**Task statement**
Reproduce verbatim the part of the records that opens with the line containing "menu-tab[interactable]: Révision xyxy=(601,3,668,26)" and closes with the line containing "ribbon-button[interactable]: Merge to", both lines included.

**Record set**

====================

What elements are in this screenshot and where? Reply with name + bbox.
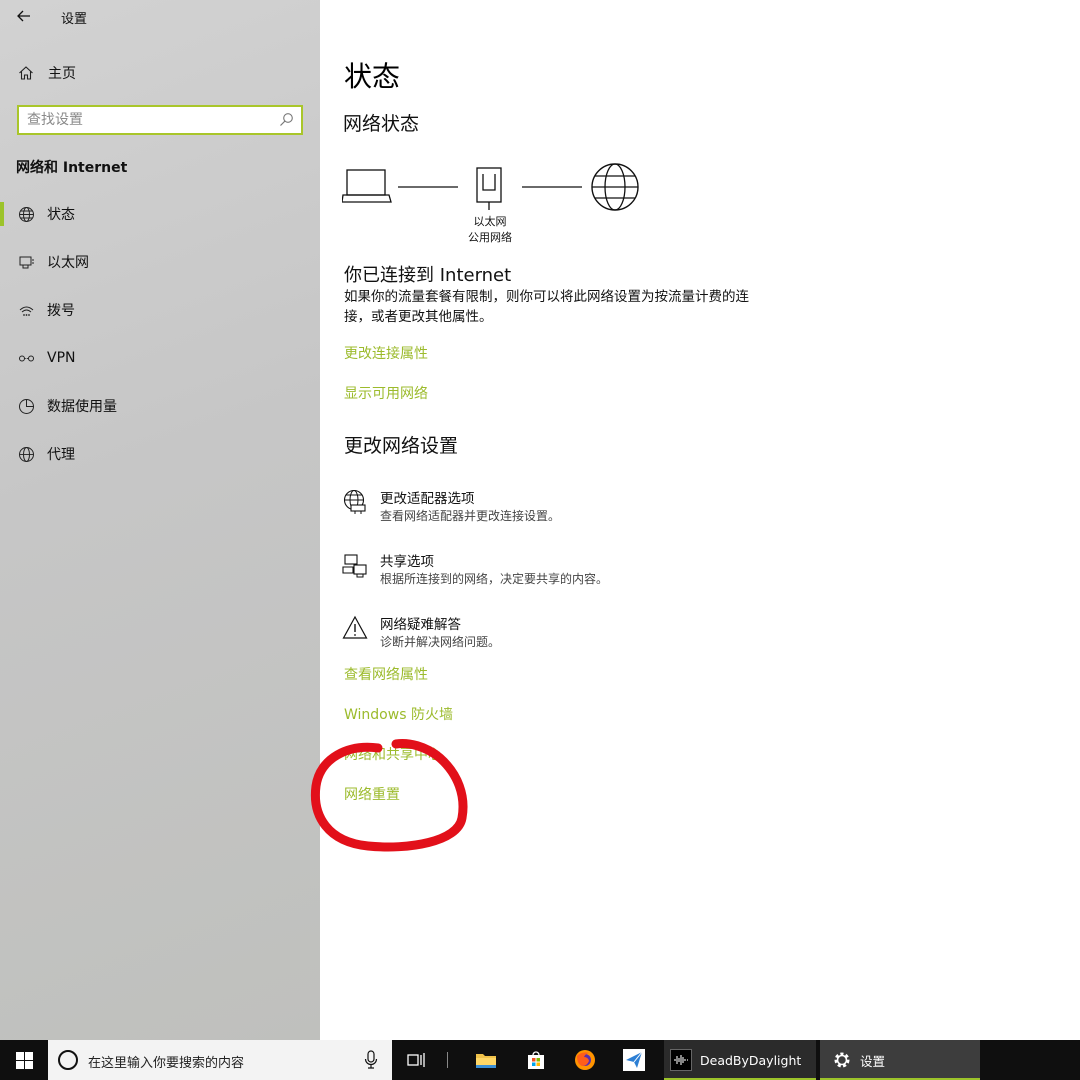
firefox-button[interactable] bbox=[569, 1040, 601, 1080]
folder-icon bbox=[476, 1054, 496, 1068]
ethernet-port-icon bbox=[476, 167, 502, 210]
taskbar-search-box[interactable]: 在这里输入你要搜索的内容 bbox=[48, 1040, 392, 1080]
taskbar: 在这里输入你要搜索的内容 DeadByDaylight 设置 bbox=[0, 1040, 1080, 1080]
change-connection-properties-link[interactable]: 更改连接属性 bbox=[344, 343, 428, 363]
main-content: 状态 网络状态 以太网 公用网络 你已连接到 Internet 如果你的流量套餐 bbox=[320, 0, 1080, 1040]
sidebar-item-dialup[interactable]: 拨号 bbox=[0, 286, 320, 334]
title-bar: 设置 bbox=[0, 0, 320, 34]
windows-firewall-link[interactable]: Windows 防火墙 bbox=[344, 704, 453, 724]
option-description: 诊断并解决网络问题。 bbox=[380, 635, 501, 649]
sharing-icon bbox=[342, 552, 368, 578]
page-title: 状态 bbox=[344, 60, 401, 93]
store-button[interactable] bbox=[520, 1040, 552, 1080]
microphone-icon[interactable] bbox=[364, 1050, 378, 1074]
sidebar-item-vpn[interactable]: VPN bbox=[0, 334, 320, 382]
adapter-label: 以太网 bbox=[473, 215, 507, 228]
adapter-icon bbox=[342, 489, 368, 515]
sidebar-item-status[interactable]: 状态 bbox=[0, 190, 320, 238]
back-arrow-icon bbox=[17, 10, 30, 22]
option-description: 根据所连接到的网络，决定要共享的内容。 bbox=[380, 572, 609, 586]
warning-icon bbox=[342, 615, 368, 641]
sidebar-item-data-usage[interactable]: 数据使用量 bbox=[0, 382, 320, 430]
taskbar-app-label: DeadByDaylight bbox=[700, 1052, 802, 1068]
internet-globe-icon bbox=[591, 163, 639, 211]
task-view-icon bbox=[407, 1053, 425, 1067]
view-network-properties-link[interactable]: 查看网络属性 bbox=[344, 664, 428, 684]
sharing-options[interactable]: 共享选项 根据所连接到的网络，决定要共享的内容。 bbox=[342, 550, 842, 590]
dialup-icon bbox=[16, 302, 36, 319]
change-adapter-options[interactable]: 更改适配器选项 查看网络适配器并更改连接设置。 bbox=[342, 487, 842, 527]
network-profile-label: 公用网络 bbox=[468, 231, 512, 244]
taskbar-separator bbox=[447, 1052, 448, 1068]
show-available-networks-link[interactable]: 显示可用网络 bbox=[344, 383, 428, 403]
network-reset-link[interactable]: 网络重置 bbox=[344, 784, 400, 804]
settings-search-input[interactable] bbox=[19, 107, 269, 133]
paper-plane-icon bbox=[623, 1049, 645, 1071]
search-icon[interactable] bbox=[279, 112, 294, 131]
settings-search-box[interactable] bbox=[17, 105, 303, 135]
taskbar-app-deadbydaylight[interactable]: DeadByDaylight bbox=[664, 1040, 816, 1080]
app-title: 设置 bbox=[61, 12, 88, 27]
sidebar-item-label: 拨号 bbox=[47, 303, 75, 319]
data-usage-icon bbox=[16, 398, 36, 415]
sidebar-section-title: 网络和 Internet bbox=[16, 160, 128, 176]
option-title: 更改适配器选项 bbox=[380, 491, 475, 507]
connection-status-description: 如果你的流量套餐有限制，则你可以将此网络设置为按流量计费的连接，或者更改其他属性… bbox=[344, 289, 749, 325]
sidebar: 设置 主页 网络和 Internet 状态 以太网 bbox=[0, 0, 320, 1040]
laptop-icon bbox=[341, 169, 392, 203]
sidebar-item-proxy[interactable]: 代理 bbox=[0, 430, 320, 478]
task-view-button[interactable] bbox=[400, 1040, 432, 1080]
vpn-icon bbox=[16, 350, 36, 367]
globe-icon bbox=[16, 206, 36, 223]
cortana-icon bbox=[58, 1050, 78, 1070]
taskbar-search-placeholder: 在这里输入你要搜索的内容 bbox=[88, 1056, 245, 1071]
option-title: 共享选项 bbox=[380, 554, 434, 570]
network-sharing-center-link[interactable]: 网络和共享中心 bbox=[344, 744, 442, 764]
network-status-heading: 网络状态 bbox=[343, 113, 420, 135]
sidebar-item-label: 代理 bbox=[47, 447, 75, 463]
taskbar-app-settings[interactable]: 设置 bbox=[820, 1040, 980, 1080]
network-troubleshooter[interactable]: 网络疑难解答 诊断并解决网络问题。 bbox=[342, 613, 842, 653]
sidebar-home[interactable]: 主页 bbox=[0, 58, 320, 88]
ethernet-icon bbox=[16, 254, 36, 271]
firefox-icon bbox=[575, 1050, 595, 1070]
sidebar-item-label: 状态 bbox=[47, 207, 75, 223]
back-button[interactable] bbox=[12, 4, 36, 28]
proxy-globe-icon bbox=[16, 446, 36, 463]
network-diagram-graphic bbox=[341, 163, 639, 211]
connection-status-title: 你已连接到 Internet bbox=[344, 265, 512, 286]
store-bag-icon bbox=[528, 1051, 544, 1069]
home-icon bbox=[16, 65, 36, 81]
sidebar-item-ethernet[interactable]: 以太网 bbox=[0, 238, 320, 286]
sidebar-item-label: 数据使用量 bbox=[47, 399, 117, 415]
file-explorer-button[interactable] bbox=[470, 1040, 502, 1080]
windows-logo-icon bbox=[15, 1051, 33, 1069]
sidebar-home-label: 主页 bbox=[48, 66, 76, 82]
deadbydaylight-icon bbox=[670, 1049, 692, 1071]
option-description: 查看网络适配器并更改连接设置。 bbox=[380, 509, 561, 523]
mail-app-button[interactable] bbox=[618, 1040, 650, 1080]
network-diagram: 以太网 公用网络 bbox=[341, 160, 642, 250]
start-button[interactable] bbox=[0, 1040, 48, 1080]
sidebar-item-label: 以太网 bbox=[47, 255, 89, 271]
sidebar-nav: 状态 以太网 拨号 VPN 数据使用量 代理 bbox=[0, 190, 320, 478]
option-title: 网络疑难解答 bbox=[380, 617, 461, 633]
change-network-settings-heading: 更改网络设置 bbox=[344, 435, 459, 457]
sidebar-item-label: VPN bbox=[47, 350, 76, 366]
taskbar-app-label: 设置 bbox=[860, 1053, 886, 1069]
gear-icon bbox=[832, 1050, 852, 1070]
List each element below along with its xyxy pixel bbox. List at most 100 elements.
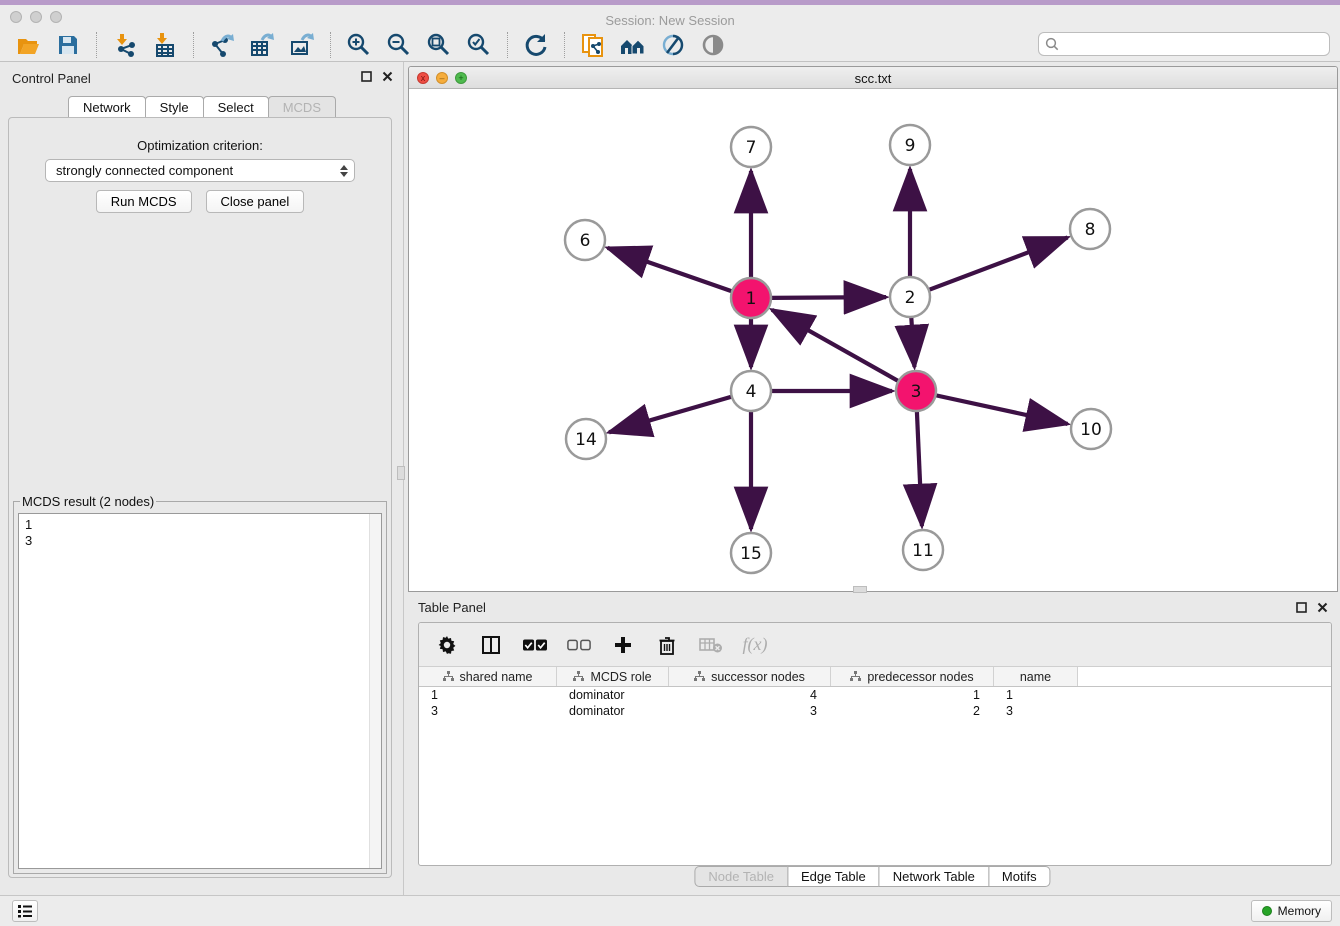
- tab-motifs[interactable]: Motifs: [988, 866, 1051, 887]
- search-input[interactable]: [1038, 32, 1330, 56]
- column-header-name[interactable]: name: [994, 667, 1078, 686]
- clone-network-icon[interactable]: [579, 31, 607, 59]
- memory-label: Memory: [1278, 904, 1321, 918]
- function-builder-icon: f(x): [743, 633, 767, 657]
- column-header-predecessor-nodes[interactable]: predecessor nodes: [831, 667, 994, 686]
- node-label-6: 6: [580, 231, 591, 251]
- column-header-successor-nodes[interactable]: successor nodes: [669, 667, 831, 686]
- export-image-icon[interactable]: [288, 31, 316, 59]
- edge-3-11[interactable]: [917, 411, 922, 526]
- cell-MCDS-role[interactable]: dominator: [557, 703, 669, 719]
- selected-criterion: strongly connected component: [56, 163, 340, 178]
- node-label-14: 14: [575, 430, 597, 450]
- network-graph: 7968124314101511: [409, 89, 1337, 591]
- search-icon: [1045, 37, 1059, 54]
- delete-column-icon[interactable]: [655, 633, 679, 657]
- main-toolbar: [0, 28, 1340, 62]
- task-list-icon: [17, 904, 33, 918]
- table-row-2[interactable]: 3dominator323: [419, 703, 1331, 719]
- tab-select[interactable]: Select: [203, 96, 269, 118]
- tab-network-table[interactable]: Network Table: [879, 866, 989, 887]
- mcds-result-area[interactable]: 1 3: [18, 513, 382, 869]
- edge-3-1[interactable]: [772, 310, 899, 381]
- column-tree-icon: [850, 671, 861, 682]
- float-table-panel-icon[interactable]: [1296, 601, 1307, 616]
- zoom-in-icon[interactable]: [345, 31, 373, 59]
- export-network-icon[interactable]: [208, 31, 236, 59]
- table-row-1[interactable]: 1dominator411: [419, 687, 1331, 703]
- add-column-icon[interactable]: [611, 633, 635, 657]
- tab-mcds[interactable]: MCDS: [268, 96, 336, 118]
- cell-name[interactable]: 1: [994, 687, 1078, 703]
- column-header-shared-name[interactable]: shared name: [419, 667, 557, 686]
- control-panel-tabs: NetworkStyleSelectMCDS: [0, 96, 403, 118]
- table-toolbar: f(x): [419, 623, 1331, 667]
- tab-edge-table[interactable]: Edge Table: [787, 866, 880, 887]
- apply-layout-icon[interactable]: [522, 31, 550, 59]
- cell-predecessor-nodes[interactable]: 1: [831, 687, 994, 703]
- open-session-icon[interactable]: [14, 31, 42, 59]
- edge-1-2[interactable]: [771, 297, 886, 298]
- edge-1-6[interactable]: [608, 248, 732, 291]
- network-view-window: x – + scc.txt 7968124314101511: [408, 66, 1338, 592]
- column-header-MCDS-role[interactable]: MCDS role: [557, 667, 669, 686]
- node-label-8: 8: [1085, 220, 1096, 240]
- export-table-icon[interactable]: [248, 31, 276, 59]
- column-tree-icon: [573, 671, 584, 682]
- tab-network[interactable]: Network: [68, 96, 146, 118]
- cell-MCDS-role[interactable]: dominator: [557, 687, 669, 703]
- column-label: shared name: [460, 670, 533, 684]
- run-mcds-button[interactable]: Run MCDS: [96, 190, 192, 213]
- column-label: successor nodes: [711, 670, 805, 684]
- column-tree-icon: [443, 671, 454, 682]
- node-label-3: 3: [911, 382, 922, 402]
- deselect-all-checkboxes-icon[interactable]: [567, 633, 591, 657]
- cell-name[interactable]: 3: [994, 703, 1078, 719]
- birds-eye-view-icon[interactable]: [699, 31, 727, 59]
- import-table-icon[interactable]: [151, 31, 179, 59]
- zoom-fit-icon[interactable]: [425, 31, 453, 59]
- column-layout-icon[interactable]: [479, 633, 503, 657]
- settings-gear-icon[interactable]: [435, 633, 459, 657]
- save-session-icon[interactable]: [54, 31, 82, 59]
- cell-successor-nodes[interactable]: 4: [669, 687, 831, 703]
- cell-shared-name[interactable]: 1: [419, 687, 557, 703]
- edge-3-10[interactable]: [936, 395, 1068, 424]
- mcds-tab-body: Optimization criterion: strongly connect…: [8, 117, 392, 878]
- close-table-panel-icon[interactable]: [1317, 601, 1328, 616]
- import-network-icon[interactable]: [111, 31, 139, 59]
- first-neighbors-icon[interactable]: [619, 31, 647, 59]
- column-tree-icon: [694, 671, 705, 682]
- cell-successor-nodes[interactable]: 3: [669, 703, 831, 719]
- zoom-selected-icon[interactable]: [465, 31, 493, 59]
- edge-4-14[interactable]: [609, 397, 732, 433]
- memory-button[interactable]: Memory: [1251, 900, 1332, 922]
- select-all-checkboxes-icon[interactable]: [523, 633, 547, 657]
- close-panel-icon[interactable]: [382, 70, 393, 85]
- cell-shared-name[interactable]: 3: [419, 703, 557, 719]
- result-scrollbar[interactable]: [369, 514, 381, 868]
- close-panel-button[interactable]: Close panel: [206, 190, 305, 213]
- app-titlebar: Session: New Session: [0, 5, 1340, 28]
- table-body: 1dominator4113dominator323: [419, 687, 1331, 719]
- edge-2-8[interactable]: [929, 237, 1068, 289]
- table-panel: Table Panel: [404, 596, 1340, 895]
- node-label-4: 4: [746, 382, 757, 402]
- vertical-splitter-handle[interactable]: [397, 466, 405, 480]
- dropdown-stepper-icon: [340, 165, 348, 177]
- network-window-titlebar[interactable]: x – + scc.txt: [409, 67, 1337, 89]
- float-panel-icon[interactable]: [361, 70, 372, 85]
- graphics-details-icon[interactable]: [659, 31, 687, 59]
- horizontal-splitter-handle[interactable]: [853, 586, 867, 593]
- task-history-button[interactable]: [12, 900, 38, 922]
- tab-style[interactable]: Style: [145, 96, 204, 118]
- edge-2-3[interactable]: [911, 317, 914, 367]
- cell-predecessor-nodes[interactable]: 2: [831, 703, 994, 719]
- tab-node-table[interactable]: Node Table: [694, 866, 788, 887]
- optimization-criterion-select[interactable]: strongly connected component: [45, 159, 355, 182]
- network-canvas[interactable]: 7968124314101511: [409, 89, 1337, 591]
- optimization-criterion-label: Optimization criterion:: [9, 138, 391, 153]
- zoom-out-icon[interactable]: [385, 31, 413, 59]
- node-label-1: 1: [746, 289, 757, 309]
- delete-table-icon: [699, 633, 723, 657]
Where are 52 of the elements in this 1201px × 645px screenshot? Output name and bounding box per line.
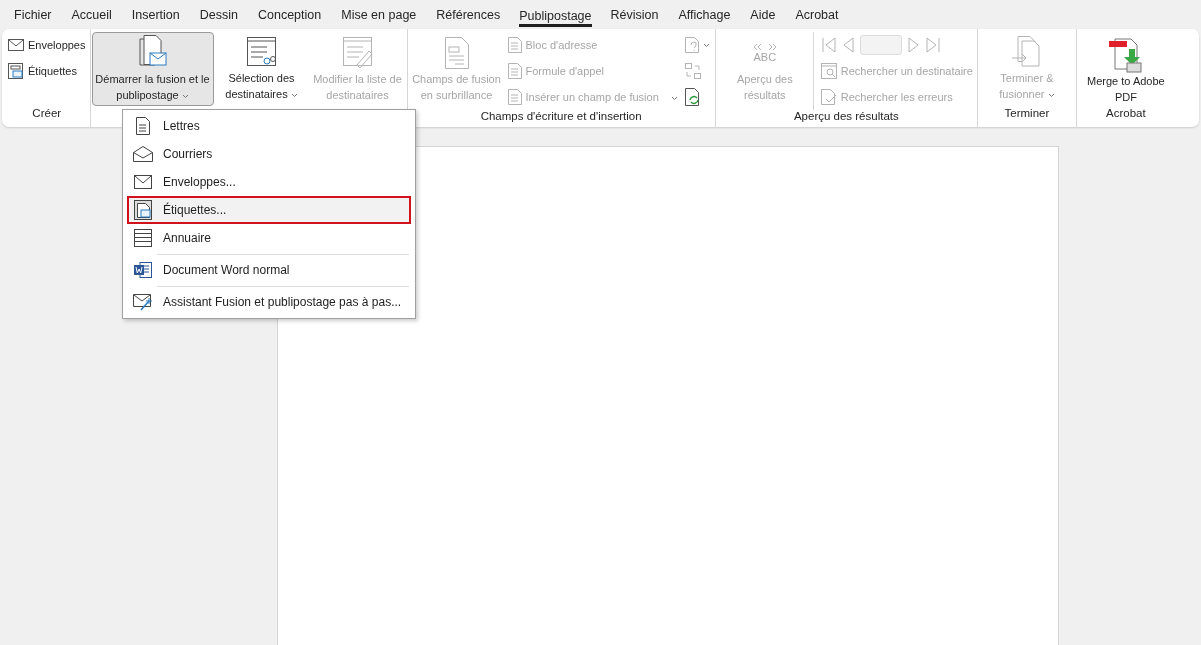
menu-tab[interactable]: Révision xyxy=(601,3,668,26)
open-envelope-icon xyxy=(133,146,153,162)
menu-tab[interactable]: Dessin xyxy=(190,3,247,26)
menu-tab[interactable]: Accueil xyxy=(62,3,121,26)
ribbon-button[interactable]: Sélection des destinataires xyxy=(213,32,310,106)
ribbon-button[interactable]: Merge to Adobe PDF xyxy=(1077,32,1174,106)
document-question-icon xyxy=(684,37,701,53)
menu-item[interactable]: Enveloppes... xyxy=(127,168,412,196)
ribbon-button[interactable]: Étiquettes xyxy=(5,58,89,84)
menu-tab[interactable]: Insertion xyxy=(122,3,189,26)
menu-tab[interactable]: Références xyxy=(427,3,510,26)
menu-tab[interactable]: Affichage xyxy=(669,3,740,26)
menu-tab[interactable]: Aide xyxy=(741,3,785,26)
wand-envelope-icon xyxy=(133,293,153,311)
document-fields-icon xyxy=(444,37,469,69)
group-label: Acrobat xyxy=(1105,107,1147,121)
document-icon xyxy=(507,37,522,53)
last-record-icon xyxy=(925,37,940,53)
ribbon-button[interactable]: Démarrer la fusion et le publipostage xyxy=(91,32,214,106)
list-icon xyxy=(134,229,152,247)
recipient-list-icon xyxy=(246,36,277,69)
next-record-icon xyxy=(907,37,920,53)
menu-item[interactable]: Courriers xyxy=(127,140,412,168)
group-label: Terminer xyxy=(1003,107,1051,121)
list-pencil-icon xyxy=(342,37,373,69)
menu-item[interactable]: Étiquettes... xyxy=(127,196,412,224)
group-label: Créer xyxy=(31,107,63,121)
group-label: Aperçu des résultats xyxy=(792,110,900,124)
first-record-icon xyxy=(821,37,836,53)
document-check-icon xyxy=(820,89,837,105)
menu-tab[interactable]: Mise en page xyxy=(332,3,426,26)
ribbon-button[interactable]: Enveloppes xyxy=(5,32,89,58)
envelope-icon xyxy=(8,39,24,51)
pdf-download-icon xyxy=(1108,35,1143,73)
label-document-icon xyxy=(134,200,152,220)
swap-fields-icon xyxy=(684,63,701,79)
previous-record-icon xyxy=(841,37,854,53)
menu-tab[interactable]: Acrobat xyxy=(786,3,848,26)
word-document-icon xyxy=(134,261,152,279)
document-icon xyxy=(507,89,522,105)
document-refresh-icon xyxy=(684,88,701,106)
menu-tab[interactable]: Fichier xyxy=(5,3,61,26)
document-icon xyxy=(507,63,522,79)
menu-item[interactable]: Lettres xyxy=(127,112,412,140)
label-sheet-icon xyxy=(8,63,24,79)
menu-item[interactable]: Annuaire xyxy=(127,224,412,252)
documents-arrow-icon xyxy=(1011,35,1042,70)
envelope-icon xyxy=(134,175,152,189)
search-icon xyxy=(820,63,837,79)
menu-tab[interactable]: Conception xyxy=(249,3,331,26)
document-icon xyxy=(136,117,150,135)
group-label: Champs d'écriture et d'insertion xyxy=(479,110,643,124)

====================

**Problem solution**
menu-tab[interactable]: Révision xyxy=(601,3,668,26)
open-envelope-icon xyxy=(133,146,153,162)
menu-tab[interactable]: Dessin xyxy=(190,3,247,26)
menu-tab[interactable]: Accueil xyxy=(62,3,121,26)
ribbon-button[interactable]: Sélection des destinataires xyxy=(213,32,310,106)
ribbon-button[interactable]: Merge to Adobe PDF xyxy=(1077,32,1174,106)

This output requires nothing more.